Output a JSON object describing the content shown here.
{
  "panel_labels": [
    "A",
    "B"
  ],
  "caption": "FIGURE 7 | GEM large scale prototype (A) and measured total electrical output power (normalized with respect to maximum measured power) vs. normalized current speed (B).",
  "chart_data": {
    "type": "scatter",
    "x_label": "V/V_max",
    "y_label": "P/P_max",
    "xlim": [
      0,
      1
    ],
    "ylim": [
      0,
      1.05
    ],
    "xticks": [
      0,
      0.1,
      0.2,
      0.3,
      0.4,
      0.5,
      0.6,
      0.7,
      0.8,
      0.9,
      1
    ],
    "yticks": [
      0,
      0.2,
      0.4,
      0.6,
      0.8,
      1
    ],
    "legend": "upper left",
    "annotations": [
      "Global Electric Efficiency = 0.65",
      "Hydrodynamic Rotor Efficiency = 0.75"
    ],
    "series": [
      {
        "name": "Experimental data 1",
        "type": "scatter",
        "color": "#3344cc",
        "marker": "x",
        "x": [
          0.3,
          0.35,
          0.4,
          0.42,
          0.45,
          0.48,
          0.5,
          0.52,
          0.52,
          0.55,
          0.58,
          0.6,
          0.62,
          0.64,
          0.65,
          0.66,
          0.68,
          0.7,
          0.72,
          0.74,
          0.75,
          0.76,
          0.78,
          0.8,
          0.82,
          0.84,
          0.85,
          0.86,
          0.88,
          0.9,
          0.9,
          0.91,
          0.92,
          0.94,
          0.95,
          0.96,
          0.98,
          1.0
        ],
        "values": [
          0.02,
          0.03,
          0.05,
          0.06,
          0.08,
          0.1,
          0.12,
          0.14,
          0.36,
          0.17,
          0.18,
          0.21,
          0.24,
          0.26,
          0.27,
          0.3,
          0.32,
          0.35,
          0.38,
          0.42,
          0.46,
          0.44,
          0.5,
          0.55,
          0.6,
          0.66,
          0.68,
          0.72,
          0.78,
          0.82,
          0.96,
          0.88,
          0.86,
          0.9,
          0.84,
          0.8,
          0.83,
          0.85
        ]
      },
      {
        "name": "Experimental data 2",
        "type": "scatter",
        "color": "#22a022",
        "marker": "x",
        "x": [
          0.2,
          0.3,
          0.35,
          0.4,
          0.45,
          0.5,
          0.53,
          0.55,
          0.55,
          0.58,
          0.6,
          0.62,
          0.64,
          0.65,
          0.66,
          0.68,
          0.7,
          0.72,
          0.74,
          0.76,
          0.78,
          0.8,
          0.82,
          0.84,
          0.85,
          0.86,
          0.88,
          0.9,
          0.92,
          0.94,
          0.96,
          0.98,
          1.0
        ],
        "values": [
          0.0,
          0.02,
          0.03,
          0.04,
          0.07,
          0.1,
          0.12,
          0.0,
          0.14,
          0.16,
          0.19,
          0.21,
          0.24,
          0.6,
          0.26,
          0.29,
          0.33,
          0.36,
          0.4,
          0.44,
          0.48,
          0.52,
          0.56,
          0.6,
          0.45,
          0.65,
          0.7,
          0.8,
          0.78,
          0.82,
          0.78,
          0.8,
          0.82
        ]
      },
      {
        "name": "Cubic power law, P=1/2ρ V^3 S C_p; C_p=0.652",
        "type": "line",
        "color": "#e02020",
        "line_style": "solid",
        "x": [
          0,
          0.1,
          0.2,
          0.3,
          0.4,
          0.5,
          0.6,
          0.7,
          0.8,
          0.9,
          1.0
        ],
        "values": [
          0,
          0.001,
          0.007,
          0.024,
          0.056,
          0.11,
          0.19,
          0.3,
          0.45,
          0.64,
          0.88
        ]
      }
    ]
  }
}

§ Short exercise
What is the number of lines in the data holding the word "Experimental"? Reply with that number only.

§ Written answer
2